◆ Instructions for the task
Skip every picture and transcribe the remaining material exactly.

◆ Items listed in a dataset
━━━━
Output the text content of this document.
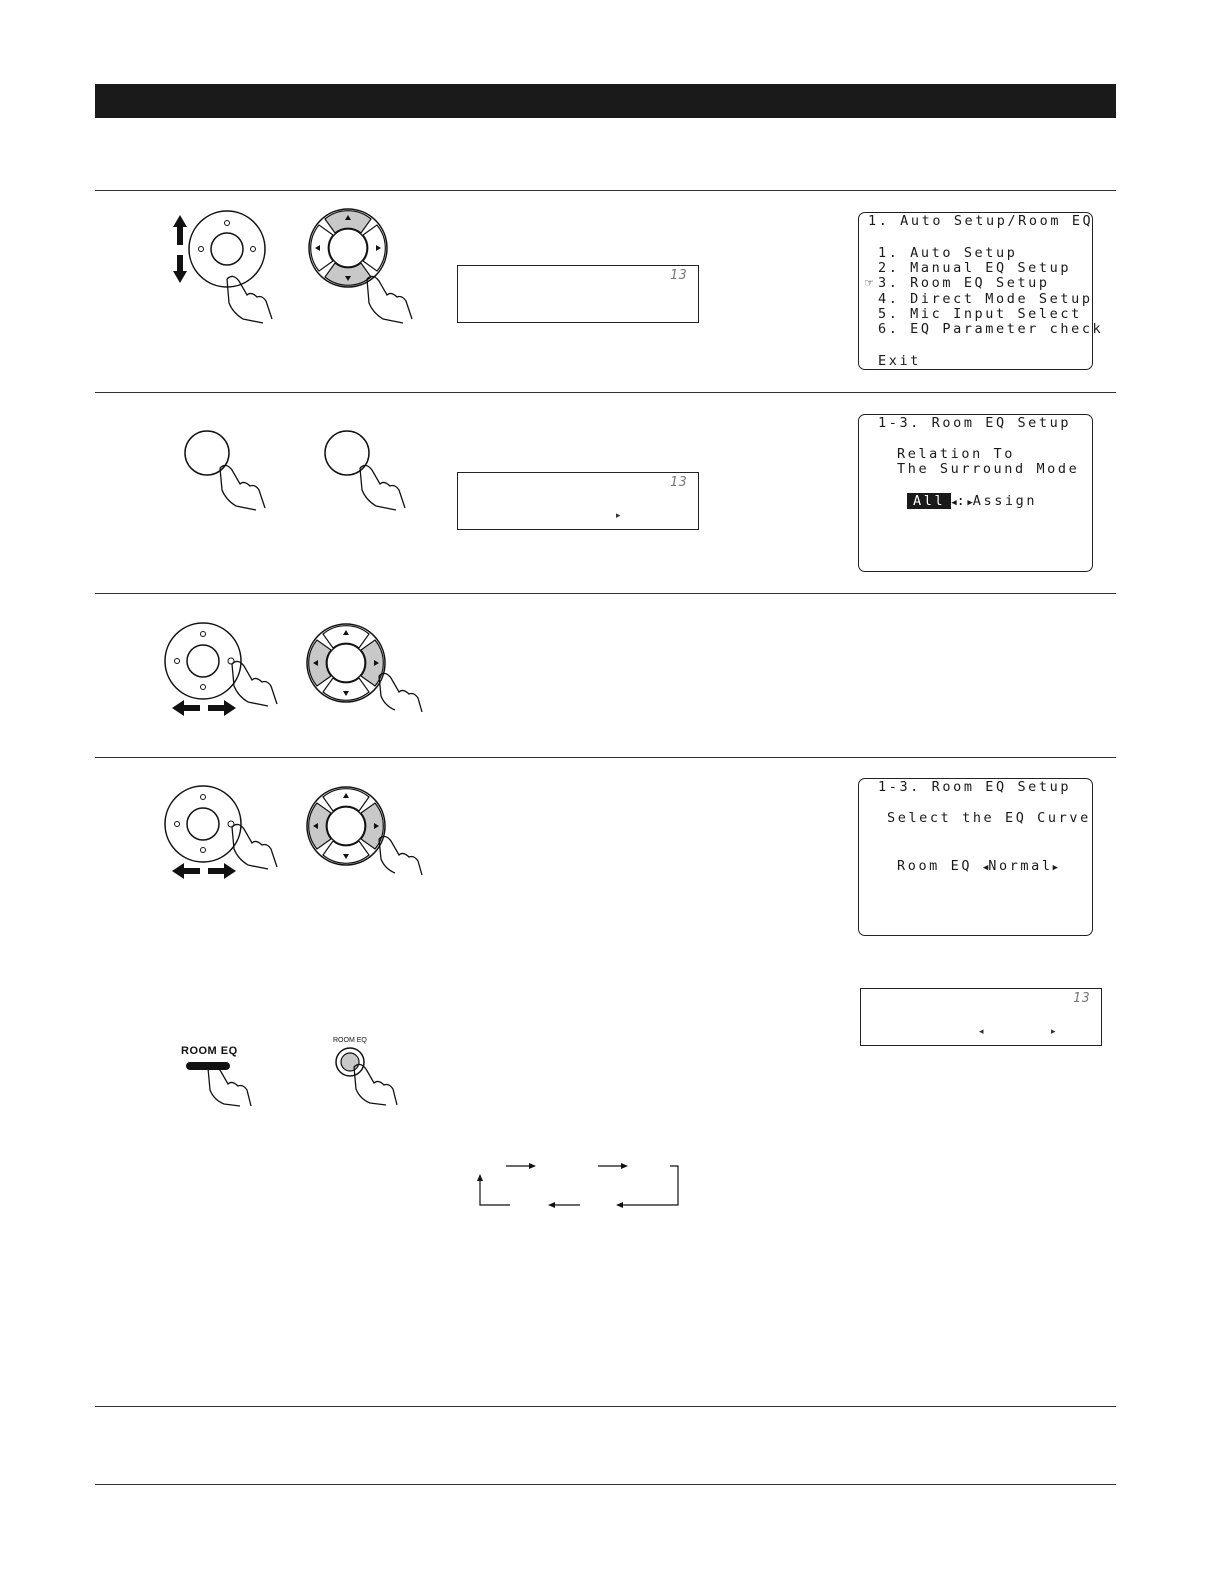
13

1. Auto Setup/Room EQ

1. Auto Setup

2. Manual EQ Setup

☞

3. Room EQ Setup

4. Direct Mode Setup

5. Mic Input Select

6. EQ Parameter check

Exit

13
▸

1-3. Room EQ Setup

Relation To

The Surround Mode

All ◀:▶Assign

1-3. Room EQ Setup

Select the EQ Curve

Room EQ ◀Normal▶

13
◂	▸
ROOM EQ
ROOM EQ
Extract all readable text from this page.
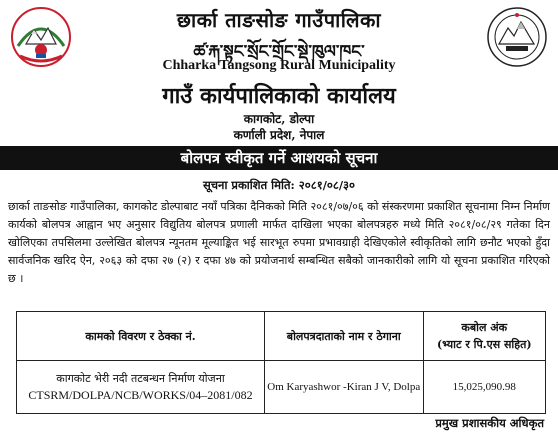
छार्का ताङसोङ गाउँपालिका
ཚ་རྐ་སྟང་སྲོང་གྲོང་སྡེ་ཁུལ་ཁང་
Chharka Tangsong Rural Municipality
गाउँ कार्यपालिकाको कार्यालय
कागकोट, डोल्पा
कर्णाली प्रदेश, नेपाल
बोलपत्र स्वीकृत गर्ने आशयको सूचना
सूचना प्रकाशित मिति: २०८१/०८/३०
छार्का ताङसोङ गाउँपालिका, कागकोट डोल्पाबाट नयाँ पत्रिका दैनिकको मिति २०८१/०७/०६ को संस्करणमा प्रकाशित सूचनामा निम्न निर्माण कार्यको बोलपत्र आह्वान भए अनुसार विद्युतिय बोलपत्र प्रणाली मार्फत दाखिला भएका बोलपत्रहरु मध्ये मिति २०८१/०८/२९ गतेका दिन खोलिएका तपसिलमा उल्लेखित बोलपत्र न्यूनतम मूल्याङ्कित भई सारभूत रुपमा प्रभावग्राही देखिएकोले स्वीकृतिको लागि छनौट भएको हुँदा सार्वजनिक खरिद ऐन, २०६३ को दफा २७ (२) र दफा ४७ को प्रयोजनार्थ सम्बन्धित सबैको जानकारीको लागि यो सूचना प्रकाशित गरिएको छ ।
कामको विवरण र ठेक्का नं.	बोलपत्रदाताको नाम र ठेगाना	कबोल अंक
(भ्याट र पि.एस सहित)

कागकोट भेरी नदी तटबन्धन निर्माण योजना
CTSRM/DOLPA/NCB/WORKS/04–2081/082	Om Karyashwor -Kiran J V, Dolpa	15,025,090.98
प्रमुख प्रशासकीय अधिकृत
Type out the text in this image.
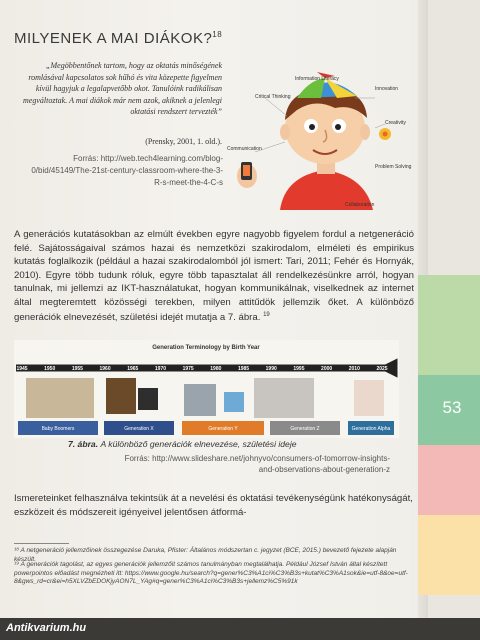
53
MILYENEK A MAI DIÁKOK?$^{18}$
„Megöbbentőnek tartom, hogy az oktatás minőségének romlásával kapcsolatos sok hűhó és vita közepette figyelmen kívül hagyjuk a legalapvetőbb okot. Tanulóink radikálisan megváltoztak. A mai diákok már nem azok, akiknek a jelenlegi oktatási rendszert tervezték”
(Prensky, 2001, 1. old.).
Forrás: http://web.tech4learning.com/blog-0/bid/45149/The-21st-century-classroom-where-the-3-R-s-meet-the-4-C-s
Information Literacy
Critical Thinking
Innovation
Creativity
Communication
Problem Solving
Collaboration
A generációs kutatásokban az elmúlt években egyre nagyobb figyelem fordul a netgeneráció felé. Sajátosságaival számos hazai és nemzetközi szakirodalom, elméleti és empirikus kutatás foglalkozik (például a hazai szakirodalomból jól ismert: Tari, 2011; Fehér és Hornyák, 2010). Egyre több tudunk róluk, egyre több tapasztalat áll rendelkezésünkre arról, hogyan tanulnak, mi jellemzi az IKT-használatukat, hogyan kommunikálnak, viselkednek az internet által megteremtett közösségi terekben, milyen attitűdök jellemzik őket. A különböző generációk elnevezését, születési idejét mutatja a 7. ábra. $^{19}$
Generation Terminology by Birth Year
1945	1950	1955	1960	1965	1970	1975	1980	1985	1990	1995	2000	2010	2025
Baby Boomers	Generation X	Generation Y	Generation Z	Generation Alpha
7. ábra. A különböző generációk elnevezése, születési ideje
Forrás: http://www.slideshare.net/johnyvo/consumers-of-tomorrow-insights-and-observations-about-generation-z
Ismereteinket felhasználva tekintsük át a nevelési és oktatási tevékenységünk hatékonyságát, eszközeit és módszereit igényeivel jelentősen átformá-
¹⁸ A netgeneráció jellemzőinek összegezése Daruka, Pfister: Általános módszertan c. jegyzet (BCE, 2015.) bevezető fejezete alapján készült.
¹⁹ A generációk tagolást, az egyes generációk jellemzőit számos tanulmányban megtalálhatja. Például József István által készített powerpointos előadást megnézheti itt: https://www.google.hu/search?q=gener%C3%A1ci%C3%B3s+kutat%C3%A1sok&ie=utf-8&oe=utf-8&gws_rd=cr&ei=h5XLVZbEDOKjyAON7L_YAg#q=gener%C3%A1ci%C3%B3s+jellemz%C5%91k
Antikvarium.hu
━━━━
◆ Result of the exercise
Output the text content of this document.
13

1. Auto Setup/Room EQ

1. Auto Setup

2. Manual EQ Setup

☞

3. Room EQ Setup

4. Direct Mode Setup

5. Mic Input Select

6. EQ Parameter check

Exit

13
▸

1-3. Room EQ Setup

Relation To

The Surround Mode

All ◀:▶Assign

1-3. Room EQ Setup

Select the EQ Curve

Room EQ ◀Normal▶

13
◂	▸
ROOM EQ
ROOM EQ
Extract all readable text from this page.
छार्का ताङसोङ गाउँपालिका
ཚ་རྐ་སྟང་སྲོང་གྲོང་སྡེ་ཁུལ་ཁང་
Chharka Tangsong Rural Municipality
गाउँ कार्यपालिकाको कार्यालय
कागकोट, डोल्पा
कर्णाली प्रदेश, नेपाल
बोलपत्र स्वीकृत गर्ने आशयको सूचना
सूचना प्रकाशित मिति: २०८१/०८/३०
छार्का ताङसोङ गाउँपालिका, कागकोट डोल्पाबाट नयाँ पत्रिका दैनिकको मिति २०८१/०७/०६ को संस्करणमा प्रकाशित सूचनामा निम्न निर्माण कार्यको बोलपत्र आह्वान भए अनुसार विद्युतिय बोलपत्र प्रणाली मार्फत दाखिला भएका बोलपत्रहरु मध्ये मिति २०८१/०८/२९ गतेका दिन खोलिएका तपसिलमा उल्लेखित बोलपत्र न्यूनतम मूल्याङ्कित भई सारभूत रुपमा प्रभावग्राही देखिएकोले स्वीकृतिको लागि छनौट भएको हुँदा सार्वजनिक खरिद ऐन, २०६३ को दफा २७ (२) र दफा ४७ को प्रयोजनार्थ सम्बन्धित सबैको जानकारीको लागि यो सूचना प्रकाशित गरिएको छ ।
कामको विवरण र ठेक्का नं.	बोलपत्रदाताको नाम र ठेगाना	कबोल अंक
(भ्याट र पि.एस सहित)

कागकोट भेरी नदी तटबन्धन निर्माण योजना
CTSRM/DOLPA/NCB/WORKS/04–2081/082	Om Karyashwor -Kiran J V, Dolpa	15,025,090.98
प्रमुख प्रशासकीय अधिकृत
Type out the text in this image.
53
MILYENEK A MAI DIÁKOK?$^{18}$
„Megöbbentőnek tartom, hogy az oktatás minőségének romlásával kapcsolatos sok hűhó és vita közepette figyelmen kívül hagyjuk a legalapvetőbb okot. Tanulóink radikálisan megváltoztak. A mai diákok már nem azok, akiknek a jelenlegi oktatási rendszert tervezték”
(Prensky, 2001, 1. old.).
Forrás: http://web.tech4learning.com/blog-0/bid/45149/The-21st-century-classroom-where-the-3-R-s-meet-the-4-C-s
Information Literacy
Critical Thinking
Innovation
Creativity
Communication
Problem Solving
Collaboration
A generációs kutatásokban az elmúlt években egyre nagyobb figyelem fordul a netgeneráció felé. Sajátosságaival számos hazai és nemzetközi szakirodalom, elméleti és empirikus kutatás foglalkozik (például a hazai szakirodalomból jól ismert: Tari, 2011; Fehér és Hornyák, 2010). Egyre több tudunk róluk, egyre több tapasztalat áll rendelkezésünkre arról, hogyan tanulnak, mi jellemzi az IKT-használatukat, hogyan kommunikálnak, viselkednek az internet által megteremtett közösségi terekben, milyen attitűdök jellemzik őket. A különböző generációk elnevezését, születési idejét mutatja a 7. ábra. $^{19}$
Generation Terminology by Birth Year
1945	1950	1955	1960	1965	1970	1975	1980	1985	1990	1995	2000	2010	2025
Baby Boomers	Generation X	Generation Y	Generation Z	Generation Alpha
7. ábra. A különböző generációk elnevezése, születési ideje
Forrás: http://www.slideshare.net/johnyvo/consumers-of-tomorrow-insights-and-observations-about-generation-z
Ismereteinket felhasználva tekintsük át a nevelési és oktatási tevékenységünk hatékonyságát, eszközeit és módszereit igényeivel jelentősen átformá-
¹⁸ A netgeneráció jellemzőinek összegezése Daruka, Pfister: Általános módszertan c. jegyzet (BCE, 2015.) bevezető fejezete alapján készült.
¹⁹ A generációk tagolást, az egyes generációk jellemzőit számos tanulmányban megtalálhatja. Például József István által készített powerpointos előadást megnézheti itt: https://www.google.hu/search?q=gener%C3%A1ci%C3%B3s+kutat%C3%A1sok&ie=utf-8&oe=utf-8&gws_rd=cr&ei=h5XLVZbEDOKjyAON7L_YAg#q=gener%C3%A1ci%C3%B3s+jellemz%C5%91k
Antikvarium.hu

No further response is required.